> Set exercise
Reproduce this listing in full.

> Dataset records
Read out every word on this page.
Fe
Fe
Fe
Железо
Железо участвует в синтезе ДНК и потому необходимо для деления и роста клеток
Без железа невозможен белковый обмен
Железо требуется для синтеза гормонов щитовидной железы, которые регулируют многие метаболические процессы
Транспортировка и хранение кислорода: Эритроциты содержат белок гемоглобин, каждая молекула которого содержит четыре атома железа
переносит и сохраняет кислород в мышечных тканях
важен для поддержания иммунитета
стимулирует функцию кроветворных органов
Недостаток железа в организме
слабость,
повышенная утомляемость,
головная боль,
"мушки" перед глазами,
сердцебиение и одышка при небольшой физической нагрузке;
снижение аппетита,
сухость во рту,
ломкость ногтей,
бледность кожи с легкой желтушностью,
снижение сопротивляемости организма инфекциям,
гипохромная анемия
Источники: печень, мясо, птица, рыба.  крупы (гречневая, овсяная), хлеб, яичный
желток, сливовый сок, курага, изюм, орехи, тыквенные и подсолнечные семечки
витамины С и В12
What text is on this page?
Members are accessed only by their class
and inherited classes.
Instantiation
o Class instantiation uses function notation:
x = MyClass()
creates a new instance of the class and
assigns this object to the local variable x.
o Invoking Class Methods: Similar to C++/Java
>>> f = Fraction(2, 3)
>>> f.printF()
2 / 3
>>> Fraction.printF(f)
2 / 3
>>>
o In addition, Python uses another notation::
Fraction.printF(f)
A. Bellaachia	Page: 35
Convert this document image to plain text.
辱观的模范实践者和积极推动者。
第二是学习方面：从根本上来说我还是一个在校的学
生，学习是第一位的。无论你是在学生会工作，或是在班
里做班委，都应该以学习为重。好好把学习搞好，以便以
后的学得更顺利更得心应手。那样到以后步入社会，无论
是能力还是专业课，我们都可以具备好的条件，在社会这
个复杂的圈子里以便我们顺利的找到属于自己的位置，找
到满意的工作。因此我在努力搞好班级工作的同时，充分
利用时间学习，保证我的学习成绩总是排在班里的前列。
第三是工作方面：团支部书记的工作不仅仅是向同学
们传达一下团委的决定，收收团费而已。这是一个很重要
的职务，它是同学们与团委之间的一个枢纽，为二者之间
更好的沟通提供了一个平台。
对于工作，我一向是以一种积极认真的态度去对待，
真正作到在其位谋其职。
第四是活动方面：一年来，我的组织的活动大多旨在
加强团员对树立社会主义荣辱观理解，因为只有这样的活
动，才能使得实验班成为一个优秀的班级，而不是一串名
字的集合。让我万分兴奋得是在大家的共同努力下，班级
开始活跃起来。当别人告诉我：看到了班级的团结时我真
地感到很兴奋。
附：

> Result for this exercise
Read out every word on this page.
Fe
Fe
Fe
Железо
Железо участвует в синтезе ДНК и потому необходимо для деления и роста клеток
Без железа невозможен белковый обмен
Железо требуется для синтеза гормонов щитовидной железы, которые регулируют многие метаболические процессы
Транспортировка и хранение кислорода: Эритроциты содержат белок гемоглобин, каждая молекула которого содержит четыре атома железа
переносит и сохраняет кислород в мышечных тканях
важен для поддержания иммунитета
стимулирует функцию кроветворных органов
Недостаток железа в организме
слабость,
повышенная утомляемость,
головная боль,
"мушки" перед глазами,
сердцебиение и одышка при небольшой физической нагрузке;
снижение аппетита,
сухость во рту,
ломкость ногтей,
бледность кожи с легкой желтушностью,
снижение сопротивляемости организма инфекциям,
гипохромная анемия
Источники: печень, мясо, птица, рыба.  крупы (гречневая, овсяная), хлеб, яичный
желток, сливовый сок, курага, изюм, орехи, тыквенные и подсолнечные семечки
витамины С и В12
What text is on this page?
Members are accessed only by their class
and inherited classes.
Instantiation
o Class instantiation uses function notation:
x = MyClass()
creates a new instance of the class and
assigns this object to the local variable x.
o Invoking Class Methods: Similar to C++/Java
>>> f = Fraction(2, 3)
>>> f.printF()
2 / 3
>>> Fraction.printF(f)
2 / 3
>>>
o In addition, Python uses another notation::
Fraction.printF(f)
A. Bellaachia	Page: 35
Convert this document image to plain text.
辱观的模范实践者和积极推动者。
第二是学习方面：从根本上来说我还是一个在校的学
生，学习是第一位的。无论你是在学生会工作，或是在班
里做班委，都应该以学习为重。好好把学习搞好，以便以
后的学得更顺利更得心应手。那样到以后步入社会，无论
是能力还是专业课，我们都可以具备好的条件，在社会这
个复杂的圈子里以便我们顺利的找到属于自己的位置，找
到满意的工作。因此我在努力搞好班级工作的同时，充分
利用时间学习，保证我的学习成绩总是排在班里的前列。
第三是工作方面：团支部书记的工作不仅仅是向同学
们传达一下团委的决定，收收团费而已。这是一个很重要
的职务，它是同学们与团委之间的一个枢纽，为二者之间
更好的沟通提供了一个平台。
对于工作，我一向是以一种积极认真的态度去对待，
真正作到在其位谋其职。
第四是活动方面：一年来，我的组织的活动大多旨在
加强团员对树立社会主义荣辱观理解，因为只有这样的活
动，才能使得实验班成为一个优秀的班级，而不是一串名
字的集合。让我万分兴奋得是在大家的共同努力下，班级
开始活跃起来。当别人告诉我：看到了班级的团结时我真
地感到很兴奋。
附：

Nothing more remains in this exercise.